MATERIAL FOR THE TASK:

•••

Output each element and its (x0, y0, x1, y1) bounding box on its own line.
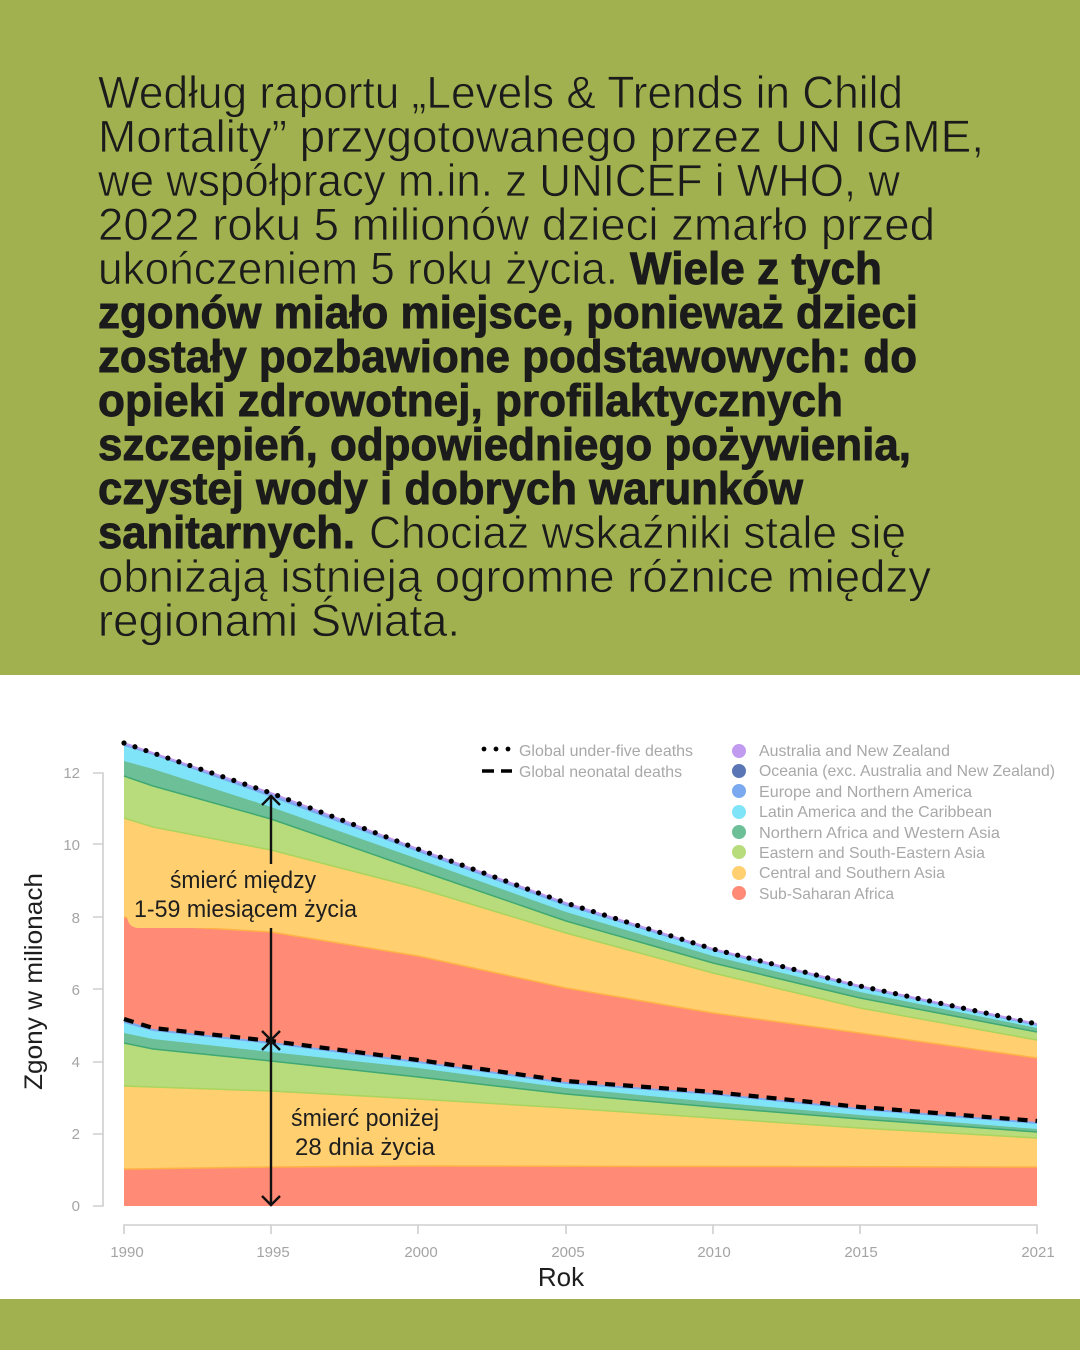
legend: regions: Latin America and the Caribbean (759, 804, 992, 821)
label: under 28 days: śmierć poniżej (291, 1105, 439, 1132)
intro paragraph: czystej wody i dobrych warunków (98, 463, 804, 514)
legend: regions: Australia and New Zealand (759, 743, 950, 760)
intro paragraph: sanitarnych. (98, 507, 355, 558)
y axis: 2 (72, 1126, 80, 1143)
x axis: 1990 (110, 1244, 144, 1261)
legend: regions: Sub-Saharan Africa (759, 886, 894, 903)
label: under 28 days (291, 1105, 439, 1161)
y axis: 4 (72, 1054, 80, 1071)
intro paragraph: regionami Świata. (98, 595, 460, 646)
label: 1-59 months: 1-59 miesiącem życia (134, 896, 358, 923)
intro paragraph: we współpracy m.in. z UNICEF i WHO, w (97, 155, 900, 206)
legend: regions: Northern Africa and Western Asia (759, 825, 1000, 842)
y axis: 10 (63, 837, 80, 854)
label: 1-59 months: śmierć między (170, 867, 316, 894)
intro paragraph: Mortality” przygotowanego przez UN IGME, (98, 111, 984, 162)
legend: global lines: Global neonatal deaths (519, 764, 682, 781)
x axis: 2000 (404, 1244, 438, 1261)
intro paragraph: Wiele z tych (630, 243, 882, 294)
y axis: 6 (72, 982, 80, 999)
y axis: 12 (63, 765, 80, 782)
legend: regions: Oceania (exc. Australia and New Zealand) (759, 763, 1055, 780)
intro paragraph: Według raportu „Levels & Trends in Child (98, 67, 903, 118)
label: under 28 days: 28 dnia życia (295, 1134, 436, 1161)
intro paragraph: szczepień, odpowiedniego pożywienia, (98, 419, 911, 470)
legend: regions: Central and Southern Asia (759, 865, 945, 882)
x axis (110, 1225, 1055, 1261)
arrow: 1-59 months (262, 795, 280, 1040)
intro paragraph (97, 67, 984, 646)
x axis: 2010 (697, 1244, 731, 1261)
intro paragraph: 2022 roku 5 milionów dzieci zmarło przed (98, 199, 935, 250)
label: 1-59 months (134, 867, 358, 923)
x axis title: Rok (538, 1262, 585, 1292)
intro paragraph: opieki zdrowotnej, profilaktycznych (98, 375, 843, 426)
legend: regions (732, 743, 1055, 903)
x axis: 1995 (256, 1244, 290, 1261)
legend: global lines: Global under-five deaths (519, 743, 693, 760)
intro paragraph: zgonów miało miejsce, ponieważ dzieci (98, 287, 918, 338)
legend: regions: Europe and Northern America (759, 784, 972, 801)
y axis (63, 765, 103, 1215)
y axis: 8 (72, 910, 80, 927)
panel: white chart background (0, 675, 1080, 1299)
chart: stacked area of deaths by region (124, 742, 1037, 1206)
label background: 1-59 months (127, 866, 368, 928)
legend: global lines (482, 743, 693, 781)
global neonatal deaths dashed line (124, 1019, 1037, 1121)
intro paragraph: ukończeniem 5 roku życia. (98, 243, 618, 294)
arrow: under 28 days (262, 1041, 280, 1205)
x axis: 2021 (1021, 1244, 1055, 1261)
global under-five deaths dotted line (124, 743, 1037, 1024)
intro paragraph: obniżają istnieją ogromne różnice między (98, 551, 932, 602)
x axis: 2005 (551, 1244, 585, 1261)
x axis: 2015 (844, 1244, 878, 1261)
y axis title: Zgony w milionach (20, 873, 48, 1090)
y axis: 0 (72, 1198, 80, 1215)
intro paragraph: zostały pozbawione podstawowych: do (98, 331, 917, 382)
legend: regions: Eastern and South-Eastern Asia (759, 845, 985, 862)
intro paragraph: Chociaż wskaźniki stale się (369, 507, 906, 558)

•••

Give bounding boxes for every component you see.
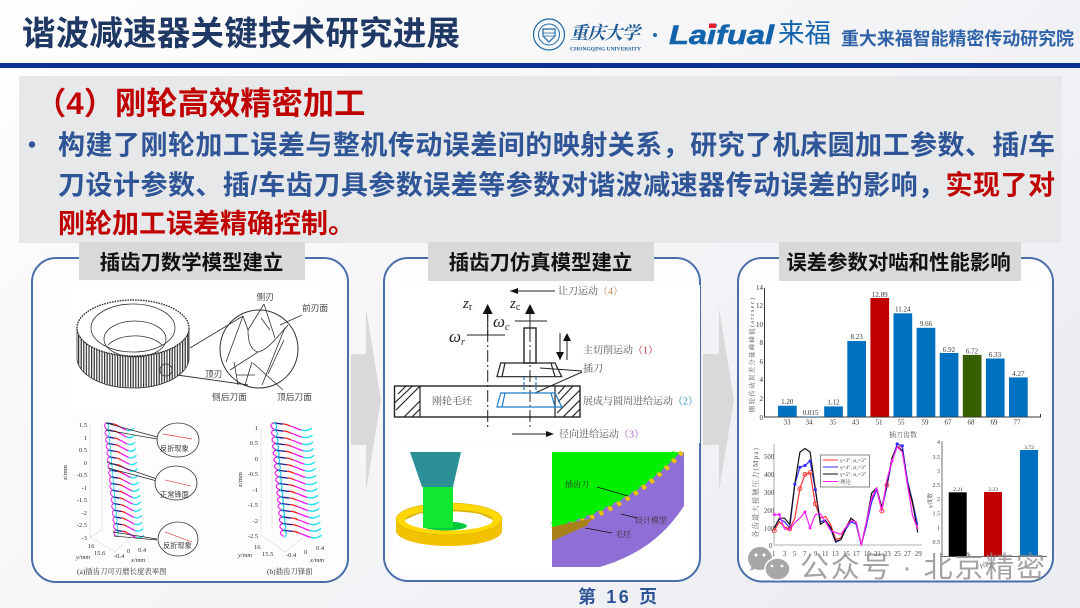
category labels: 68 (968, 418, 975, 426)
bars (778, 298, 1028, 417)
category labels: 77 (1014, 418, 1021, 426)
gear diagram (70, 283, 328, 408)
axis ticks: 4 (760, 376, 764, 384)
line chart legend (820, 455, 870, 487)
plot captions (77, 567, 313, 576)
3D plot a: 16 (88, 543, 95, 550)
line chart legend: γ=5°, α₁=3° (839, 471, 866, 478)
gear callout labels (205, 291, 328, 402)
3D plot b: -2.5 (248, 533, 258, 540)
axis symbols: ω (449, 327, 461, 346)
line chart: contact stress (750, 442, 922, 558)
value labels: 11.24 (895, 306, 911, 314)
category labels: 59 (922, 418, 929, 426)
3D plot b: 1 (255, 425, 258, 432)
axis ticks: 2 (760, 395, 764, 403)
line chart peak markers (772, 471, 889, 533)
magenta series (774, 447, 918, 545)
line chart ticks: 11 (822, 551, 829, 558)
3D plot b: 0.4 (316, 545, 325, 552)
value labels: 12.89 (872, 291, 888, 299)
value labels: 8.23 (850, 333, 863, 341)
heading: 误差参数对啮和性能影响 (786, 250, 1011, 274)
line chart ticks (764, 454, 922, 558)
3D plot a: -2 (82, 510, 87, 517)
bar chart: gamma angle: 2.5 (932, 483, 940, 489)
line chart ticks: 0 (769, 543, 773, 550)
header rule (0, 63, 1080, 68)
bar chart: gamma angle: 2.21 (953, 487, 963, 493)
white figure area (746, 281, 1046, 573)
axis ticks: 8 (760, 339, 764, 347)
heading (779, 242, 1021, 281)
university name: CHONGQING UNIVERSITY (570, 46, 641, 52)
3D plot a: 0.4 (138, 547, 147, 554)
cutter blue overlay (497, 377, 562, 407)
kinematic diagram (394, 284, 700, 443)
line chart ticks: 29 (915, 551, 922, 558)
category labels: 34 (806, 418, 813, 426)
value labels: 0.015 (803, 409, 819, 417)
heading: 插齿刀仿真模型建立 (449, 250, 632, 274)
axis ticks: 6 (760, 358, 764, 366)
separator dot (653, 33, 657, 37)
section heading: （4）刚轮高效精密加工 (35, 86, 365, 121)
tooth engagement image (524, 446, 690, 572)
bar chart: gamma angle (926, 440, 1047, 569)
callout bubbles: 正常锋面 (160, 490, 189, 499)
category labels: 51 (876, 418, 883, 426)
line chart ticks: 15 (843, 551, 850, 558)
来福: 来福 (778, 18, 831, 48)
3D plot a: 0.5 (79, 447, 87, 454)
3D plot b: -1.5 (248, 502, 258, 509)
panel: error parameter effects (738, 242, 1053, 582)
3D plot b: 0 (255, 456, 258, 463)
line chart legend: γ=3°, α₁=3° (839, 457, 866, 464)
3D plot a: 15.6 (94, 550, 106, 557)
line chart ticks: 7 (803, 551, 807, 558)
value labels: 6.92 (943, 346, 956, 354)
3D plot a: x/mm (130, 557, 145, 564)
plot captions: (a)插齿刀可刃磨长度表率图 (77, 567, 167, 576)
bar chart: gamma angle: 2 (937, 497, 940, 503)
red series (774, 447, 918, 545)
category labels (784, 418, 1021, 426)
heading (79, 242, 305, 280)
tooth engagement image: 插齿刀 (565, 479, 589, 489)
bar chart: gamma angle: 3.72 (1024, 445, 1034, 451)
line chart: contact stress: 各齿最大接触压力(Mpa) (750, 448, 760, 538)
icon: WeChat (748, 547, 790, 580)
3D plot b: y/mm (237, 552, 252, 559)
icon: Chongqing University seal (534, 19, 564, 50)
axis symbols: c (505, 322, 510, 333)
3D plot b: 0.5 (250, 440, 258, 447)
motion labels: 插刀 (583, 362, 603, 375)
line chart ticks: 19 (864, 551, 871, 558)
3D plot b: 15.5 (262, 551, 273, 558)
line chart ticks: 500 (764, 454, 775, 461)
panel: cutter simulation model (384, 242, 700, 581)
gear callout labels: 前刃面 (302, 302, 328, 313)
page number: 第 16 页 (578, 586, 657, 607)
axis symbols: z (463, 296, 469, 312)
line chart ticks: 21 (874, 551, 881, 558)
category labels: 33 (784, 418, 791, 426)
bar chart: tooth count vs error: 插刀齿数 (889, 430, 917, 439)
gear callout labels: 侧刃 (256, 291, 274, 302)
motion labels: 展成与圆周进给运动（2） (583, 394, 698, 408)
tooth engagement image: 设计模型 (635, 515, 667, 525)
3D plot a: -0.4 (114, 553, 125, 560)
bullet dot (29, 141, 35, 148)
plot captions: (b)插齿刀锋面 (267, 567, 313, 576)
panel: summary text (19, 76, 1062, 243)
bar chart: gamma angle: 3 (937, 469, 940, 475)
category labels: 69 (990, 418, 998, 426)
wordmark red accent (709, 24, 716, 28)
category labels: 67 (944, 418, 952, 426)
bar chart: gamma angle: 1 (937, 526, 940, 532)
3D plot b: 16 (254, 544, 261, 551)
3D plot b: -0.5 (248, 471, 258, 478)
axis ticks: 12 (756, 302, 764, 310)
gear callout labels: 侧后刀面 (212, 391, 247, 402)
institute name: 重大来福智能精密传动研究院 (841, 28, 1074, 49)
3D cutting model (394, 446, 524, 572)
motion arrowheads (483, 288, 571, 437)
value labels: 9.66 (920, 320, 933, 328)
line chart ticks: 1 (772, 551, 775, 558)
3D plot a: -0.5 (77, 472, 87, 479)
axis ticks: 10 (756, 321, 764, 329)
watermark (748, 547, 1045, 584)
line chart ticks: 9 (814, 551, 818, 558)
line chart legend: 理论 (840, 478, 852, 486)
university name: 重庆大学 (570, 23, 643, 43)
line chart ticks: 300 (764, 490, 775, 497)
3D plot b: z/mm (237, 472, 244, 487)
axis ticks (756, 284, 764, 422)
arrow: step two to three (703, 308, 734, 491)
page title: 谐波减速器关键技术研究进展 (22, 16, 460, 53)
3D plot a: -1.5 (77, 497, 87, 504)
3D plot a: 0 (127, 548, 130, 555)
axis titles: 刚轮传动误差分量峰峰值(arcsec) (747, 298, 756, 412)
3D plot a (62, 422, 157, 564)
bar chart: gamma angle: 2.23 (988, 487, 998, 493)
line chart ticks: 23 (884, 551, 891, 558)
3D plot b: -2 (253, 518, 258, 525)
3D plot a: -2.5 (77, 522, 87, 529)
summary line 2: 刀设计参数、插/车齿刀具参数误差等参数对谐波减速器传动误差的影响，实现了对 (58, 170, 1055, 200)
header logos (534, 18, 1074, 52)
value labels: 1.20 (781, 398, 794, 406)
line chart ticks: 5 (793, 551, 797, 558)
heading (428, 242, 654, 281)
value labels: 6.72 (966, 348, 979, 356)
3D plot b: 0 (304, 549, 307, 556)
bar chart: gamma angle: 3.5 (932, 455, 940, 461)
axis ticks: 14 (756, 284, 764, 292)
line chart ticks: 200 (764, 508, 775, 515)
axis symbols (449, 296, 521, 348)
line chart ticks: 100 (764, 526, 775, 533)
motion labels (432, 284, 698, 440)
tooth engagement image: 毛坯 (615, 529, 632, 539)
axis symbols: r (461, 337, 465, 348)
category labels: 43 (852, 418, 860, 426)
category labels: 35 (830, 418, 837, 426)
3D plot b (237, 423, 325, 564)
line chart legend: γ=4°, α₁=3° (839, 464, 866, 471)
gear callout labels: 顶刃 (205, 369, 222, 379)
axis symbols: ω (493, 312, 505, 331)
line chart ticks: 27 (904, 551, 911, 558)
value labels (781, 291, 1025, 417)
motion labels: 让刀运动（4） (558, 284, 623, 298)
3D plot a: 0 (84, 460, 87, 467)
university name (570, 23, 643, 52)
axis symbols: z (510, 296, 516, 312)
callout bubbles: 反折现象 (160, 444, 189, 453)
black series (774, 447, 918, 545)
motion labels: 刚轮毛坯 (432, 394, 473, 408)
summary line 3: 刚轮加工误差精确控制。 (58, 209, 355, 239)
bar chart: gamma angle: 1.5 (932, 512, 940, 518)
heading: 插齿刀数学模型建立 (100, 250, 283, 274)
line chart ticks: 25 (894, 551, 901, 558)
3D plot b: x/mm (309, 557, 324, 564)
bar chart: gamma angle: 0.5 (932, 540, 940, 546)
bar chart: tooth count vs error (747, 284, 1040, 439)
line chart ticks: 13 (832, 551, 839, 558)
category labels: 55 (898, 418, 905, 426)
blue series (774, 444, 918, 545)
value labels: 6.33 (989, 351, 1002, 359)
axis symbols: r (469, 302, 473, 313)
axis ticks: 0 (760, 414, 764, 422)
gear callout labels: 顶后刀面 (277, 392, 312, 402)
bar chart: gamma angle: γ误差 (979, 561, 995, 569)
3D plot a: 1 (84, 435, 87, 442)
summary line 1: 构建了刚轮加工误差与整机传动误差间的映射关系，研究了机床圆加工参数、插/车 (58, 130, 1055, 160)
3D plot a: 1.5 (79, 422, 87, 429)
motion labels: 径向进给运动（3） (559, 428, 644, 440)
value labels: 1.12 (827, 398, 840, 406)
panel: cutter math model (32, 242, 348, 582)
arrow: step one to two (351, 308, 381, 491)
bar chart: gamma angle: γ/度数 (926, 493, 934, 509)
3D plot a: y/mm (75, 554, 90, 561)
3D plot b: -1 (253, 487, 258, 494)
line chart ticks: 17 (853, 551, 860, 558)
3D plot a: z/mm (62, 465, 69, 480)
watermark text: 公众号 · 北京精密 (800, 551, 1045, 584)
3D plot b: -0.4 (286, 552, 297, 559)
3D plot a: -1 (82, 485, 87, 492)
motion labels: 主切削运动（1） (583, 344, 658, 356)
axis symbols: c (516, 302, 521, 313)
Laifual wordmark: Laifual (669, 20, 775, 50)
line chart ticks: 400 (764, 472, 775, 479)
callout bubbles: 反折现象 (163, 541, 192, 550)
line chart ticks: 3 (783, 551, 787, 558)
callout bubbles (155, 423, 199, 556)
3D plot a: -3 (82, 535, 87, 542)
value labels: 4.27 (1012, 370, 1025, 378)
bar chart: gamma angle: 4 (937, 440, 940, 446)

•••

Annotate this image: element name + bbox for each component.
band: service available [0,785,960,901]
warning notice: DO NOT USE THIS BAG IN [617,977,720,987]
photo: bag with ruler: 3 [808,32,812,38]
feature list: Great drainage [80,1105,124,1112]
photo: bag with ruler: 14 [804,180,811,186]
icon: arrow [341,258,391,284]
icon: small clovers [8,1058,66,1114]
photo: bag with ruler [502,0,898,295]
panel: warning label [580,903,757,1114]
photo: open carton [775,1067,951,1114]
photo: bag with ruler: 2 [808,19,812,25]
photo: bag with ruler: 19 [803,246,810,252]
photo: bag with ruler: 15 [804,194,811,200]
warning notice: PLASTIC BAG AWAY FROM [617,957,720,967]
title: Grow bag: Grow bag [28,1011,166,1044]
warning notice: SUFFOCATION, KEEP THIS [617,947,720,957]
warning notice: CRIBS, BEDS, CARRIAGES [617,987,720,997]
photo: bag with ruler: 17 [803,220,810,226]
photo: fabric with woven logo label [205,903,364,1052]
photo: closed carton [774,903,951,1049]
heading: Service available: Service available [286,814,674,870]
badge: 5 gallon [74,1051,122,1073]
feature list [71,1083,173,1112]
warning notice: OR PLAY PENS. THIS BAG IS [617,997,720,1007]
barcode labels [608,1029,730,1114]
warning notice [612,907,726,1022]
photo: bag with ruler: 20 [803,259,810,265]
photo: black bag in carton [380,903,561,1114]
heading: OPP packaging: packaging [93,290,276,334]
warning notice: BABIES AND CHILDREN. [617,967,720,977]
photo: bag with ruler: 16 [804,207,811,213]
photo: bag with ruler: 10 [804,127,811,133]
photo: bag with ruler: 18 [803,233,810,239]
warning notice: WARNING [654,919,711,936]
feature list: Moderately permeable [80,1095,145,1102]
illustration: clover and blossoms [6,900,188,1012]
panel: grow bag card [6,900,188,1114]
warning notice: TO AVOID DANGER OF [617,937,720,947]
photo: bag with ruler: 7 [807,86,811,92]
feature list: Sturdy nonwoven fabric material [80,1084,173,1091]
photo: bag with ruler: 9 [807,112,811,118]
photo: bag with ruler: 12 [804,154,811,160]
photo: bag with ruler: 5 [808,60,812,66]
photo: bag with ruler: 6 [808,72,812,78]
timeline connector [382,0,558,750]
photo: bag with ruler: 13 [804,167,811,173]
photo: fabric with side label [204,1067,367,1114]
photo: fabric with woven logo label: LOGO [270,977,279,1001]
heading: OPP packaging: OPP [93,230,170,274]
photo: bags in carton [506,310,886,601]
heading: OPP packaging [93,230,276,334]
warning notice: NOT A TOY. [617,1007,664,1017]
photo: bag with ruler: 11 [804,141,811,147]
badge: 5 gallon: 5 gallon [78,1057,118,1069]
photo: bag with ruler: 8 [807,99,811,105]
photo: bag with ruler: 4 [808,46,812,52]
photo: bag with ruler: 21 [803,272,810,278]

•••

INSTRUCTION: Rewrite the item lines from the line containing "category labels: 68 (968, 418, 975, 426)" up to and including the line containing "value labels: 11.24 (895, 306, 911, 314)" as a Markdown table with the columns Row and Item line, giving each line a row number and leaving out any blank lines.

THE REPLY:
| Row | Item line |
|---|---|
| 1 | category labels: 68 (968, 418, 975, 426) |
| 2 | bars (778, 298, 1028, 417) |
| 3 | category labels: 77 (1014, 418, 1021, 426) |
| 4 | gear diagram (70, 283, 328, 408) |
| 5 | axis ticks: 4 (760, 376, 764, 384) |
| 6 | line chart legend (820, 455, 870, 487) |
| 7 | plot captions (77, 567, 313, 576) |
| 8 | 3D plot a: 16 (88, 543, 95, 550) |
| 9 | line chart legend: γ=5°, α₁=3° (839, 471, 866, 478) |
| 10 | gear callout labels (205, 291, 328, 402) |
| 11 | 3D plot b: -2.5 (248, 533, 258, 540) |
| 12 | axis symbols: ω (449, 327, 461, 346) |
| 13 | line chart: contact stress (750, 442, 922, 558) |
| 14 | value labels: 11.24 (895, 306, 911, 314) |